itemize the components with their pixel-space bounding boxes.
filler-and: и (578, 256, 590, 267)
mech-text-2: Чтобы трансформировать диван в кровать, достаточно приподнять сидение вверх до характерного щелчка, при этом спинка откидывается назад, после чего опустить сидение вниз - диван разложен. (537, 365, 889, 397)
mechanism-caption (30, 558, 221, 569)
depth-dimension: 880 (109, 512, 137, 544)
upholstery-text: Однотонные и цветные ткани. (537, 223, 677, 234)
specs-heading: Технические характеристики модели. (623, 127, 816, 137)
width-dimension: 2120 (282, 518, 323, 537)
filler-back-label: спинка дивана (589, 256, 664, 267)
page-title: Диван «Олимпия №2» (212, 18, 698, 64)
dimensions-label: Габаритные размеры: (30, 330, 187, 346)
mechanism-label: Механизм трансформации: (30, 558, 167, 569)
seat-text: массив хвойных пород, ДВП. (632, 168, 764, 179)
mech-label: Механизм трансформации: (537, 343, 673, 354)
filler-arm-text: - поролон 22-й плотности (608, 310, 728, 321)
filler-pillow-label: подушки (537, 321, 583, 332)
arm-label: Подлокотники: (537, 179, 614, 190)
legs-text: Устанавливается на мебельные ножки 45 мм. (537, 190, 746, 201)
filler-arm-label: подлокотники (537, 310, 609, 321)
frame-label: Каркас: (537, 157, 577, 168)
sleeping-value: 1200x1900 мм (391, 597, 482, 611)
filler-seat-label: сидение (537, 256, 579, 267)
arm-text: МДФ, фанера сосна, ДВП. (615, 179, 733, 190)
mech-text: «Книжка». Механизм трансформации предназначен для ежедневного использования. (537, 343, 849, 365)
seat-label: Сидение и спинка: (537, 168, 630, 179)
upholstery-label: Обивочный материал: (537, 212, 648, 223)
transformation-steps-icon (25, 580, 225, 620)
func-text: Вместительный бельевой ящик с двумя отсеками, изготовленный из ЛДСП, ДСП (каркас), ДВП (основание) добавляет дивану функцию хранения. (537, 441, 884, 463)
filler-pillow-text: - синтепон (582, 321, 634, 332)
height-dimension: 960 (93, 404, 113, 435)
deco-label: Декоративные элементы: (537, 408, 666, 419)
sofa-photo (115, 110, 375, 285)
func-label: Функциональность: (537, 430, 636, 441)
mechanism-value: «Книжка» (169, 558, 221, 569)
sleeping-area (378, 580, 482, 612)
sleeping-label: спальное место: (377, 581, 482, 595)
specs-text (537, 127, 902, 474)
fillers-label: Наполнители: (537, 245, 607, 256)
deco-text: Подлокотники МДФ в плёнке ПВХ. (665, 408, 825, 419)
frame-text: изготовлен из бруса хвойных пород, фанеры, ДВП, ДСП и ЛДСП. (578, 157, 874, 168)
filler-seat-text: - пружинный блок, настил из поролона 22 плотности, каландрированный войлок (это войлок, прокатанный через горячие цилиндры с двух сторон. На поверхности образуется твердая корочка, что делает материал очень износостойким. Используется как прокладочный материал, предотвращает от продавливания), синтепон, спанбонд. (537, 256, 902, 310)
=-=-=
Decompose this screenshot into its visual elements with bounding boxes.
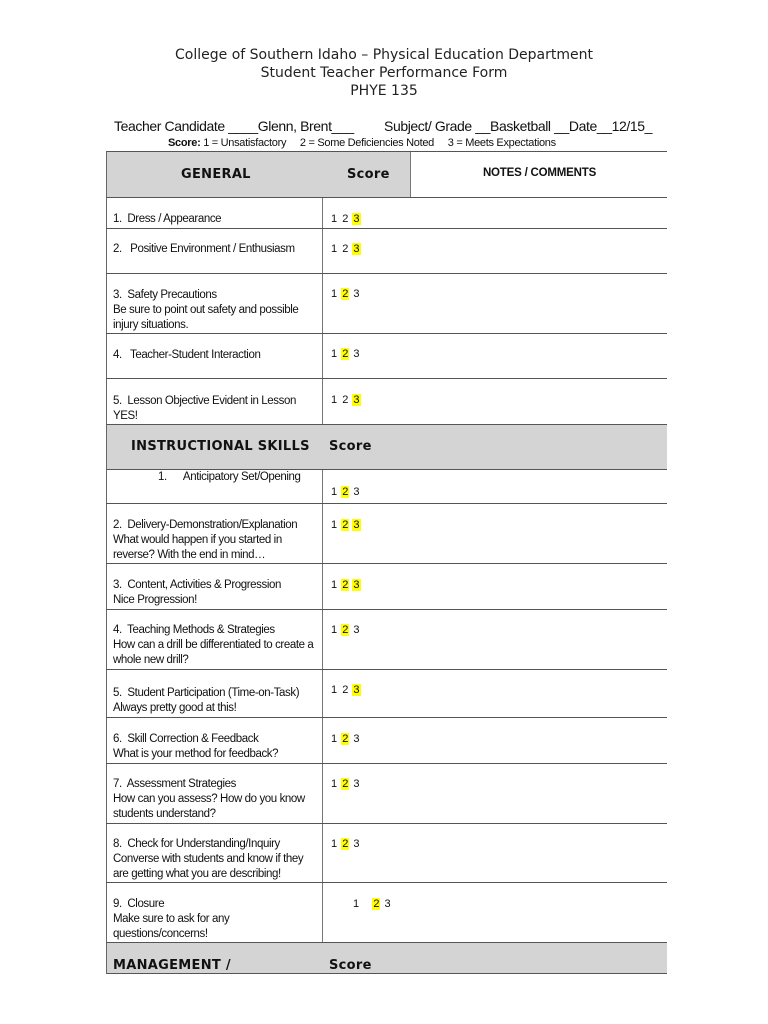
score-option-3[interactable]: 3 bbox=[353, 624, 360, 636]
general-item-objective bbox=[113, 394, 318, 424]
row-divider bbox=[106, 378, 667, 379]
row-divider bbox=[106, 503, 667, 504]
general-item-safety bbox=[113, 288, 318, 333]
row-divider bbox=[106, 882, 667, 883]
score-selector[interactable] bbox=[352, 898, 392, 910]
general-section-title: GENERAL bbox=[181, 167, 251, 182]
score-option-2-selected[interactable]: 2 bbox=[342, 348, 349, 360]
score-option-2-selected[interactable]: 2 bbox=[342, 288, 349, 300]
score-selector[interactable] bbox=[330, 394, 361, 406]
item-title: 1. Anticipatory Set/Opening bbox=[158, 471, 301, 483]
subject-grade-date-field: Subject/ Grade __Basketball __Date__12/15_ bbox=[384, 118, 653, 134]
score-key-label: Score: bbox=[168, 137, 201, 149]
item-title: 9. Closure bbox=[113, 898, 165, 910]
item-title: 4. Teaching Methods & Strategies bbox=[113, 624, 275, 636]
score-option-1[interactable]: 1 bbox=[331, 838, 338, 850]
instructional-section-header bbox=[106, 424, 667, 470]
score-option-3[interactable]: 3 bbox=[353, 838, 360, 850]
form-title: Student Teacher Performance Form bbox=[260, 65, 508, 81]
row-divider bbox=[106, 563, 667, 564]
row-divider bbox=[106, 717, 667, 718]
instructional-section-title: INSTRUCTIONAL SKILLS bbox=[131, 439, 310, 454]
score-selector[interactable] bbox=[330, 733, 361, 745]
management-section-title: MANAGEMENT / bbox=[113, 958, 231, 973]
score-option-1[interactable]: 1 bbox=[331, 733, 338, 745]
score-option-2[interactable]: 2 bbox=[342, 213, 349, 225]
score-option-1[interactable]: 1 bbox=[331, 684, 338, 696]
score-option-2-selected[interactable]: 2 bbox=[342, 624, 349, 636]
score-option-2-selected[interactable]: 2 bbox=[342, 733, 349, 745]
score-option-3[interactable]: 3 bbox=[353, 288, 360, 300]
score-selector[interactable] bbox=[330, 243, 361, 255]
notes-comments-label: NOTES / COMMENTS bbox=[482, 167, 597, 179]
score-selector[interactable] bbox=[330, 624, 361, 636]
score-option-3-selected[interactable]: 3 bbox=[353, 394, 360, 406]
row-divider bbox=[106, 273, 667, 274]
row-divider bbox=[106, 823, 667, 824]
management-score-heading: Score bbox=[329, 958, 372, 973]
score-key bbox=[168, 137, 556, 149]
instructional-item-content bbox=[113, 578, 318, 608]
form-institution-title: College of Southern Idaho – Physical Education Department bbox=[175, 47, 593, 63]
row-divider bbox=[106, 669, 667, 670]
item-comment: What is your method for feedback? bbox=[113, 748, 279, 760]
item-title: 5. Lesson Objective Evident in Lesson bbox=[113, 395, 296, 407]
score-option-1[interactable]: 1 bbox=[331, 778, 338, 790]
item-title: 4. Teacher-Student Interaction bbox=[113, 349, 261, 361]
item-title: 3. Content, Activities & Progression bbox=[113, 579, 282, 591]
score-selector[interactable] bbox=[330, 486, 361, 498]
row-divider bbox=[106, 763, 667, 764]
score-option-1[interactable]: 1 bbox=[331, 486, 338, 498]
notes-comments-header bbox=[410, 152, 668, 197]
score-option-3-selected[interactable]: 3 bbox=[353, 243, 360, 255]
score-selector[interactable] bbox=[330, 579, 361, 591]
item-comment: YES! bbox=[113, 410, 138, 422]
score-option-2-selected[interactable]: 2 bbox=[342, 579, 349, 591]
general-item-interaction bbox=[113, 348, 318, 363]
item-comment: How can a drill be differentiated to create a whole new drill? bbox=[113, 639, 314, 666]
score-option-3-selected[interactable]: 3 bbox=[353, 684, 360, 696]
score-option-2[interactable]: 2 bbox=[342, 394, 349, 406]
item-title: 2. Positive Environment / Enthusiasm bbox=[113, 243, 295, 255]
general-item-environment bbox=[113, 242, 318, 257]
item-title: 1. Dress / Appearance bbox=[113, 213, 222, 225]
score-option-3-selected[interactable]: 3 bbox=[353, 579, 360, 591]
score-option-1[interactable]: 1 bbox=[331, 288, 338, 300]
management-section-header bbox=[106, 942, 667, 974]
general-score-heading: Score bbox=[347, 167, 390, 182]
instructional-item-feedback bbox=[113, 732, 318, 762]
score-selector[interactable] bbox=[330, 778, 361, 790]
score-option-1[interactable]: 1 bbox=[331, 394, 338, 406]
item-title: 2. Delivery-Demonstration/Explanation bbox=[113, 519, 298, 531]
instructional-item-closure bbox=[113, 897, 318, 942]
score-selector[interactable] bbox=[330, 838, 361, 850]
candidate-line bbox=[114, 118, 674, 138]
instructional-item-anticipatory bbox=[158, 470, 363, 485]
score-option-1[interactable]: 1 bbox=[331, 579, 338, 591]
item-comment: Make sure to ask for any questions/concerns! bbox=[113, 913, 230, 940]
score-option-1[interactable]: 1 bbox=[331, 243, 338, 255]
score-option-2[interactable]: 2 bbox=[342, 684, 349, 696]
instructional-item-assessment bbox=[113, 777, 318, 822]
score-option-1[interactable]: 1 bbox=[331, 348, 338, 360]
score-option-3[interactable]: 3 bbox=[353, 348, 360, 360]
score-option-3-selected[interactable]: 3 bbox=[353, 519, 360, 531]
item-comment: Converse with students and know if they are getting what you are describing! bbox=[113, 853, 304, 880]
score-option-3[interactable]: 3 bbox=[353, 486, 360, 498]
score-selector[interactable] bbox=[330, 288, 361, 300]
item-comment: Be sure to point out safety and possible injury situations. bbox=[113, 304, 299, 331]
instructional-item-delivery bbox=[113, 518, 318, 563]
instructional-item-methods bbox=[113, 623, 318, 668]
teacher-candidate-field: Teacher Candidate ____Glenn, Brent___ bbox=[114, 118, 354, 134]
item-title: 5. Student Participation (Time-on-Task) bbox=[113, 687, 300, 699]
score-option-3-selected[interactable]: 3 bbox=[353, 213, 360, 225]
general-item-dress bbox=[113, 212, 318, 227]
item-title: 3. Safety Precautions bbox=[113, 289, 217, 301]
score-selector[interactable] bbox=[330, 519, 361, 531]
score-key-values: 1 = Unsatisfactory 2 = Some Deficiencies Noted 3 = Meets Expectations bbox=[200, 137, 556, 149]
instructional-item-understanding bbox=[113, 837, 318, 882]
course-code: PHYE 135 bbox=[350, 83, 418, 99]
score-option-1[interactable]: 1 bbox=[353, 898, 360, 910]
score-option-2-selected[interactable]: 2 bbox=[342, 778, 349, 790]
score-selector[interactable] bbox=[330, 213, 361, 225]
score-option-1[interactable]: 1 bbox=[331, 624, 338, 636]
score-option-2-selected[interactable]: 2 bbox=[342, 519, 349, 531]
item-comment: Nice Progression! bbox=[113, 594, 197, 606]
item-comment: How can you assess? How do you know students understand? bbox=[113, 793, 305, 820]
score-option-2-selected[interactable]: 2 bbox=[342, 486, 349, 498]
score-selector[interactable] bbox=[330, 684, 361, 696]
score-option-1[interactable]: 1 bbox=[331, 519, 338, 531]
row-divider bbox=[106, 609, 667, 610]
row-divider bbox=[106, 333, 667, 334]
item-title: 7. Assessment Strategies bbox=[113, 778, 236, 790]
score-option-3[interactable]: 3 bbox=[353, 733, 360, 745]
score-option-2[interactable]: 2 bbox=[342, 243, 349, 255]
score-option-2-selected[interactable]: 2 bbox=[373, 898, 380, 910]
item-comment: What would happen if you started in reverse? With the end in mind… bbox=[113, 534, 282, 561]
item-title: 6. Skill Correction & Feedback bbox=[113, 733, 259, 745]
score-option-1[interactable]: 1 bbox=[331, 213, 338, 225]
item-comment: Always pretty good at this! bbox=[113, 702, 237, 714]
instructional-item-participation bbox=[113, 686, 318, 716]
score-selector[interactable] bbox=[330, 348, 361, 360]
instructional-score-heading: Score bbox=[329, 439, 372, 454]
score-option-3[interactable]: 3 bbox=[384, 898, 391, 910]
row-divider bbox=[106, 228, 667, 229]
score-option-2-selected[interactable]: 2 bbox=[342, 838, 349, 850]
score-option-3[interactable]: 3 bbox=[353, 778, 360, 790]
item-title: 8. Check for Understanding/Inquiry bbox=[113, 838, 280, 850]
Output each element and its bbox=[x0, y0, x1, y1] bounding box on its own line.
=-=-=
YOUR OBJECTIVE:
Format everything from the line containing "score-option-3[interactable]: 3 bbox=[353, 624, 360, 636]" down to the line containing "score-selector[interactable] bbox=[352, 898, 392, 910]" as a JSON list of strings, one string per line, leaving out blank lines.

SOLUTION:
[
  "score-option-3[interactable]: 3 bbox=[353, 624, 360, 636]",
  "general-item-objective bbox=[113, 394, 318, 424]",
  "row-divider bbox=[106, 378, 667, 379]",
  "row-divider bbox=[106, 503, 667, 504]",
  "general-item-safety bbox=[113, 288, 318, 333]",
  "row-divider bbox=[106, 882, 667, 883]",
  "score-selector[interactable] bbox=[352, 898, 392, 910]"
]